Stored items
↓

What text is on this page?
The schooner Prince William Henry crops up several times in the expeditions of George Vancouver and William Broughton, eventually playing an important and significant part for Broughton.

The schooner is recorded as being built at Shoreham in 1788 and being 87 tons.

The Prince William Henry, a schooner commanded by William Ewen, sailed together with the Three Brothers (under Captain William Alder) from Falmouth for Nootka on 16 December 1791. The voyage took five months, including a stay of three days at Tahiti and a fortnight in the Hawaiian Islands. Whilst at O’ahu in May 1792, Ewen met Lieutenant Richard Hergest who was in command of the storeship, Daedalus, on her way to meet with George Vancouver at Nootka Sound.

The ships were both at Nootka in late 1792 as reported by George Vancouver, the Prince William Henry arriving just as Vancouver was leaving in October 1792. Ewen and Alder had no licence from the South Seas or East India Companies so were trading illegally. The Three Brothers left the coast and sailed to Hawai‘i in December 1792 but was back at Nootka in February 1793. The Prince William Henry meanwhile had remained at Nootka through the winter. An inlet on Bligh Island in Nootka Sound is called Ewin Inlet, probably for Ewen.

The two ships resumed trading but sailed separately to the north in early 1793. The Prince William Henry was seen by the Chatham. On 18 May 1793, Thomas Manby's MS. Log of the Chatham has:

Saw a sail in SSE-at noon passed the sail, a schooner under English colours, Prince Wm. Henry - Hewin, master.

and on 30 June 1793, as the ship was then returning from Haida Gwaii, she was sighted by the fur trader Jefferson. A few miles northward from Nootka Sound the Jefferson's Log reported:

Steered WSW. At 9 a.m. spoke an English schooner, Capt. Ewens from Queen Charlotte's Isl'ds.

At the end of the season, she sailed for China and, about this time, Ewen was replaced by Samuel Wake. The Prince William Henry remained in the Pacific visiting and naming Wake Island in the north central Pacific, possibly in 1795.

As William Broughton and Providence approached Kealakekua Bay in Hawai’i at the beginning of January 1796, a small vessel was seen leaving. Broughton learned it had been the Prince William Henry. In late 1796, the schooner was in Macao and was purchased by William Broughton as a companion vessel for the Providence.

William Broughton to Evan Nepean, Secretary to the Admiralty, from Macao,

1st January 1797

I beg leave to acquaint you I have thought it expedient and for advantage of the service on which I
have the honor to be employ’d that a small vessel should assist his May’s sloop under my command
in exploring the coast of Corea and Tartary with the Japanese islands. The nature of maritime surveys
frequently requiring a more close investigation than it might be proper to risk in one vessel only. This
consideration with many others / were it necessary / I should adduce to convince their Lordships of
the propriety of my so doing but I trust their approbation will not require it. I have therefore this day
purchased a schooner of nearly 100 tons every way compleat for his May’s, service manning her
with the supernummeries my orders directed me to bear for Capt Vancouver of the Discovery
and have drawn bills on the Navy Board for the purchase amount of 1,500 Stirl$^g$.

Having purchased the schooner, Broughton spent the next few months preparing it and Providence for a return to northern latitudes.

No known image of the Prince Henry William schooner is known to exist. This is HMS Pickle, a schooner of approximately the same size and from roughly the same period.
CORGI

↑

What you need to do: Work through the records above line by line and count those that hold the string "have". Give only the result.

Exercise answer: 4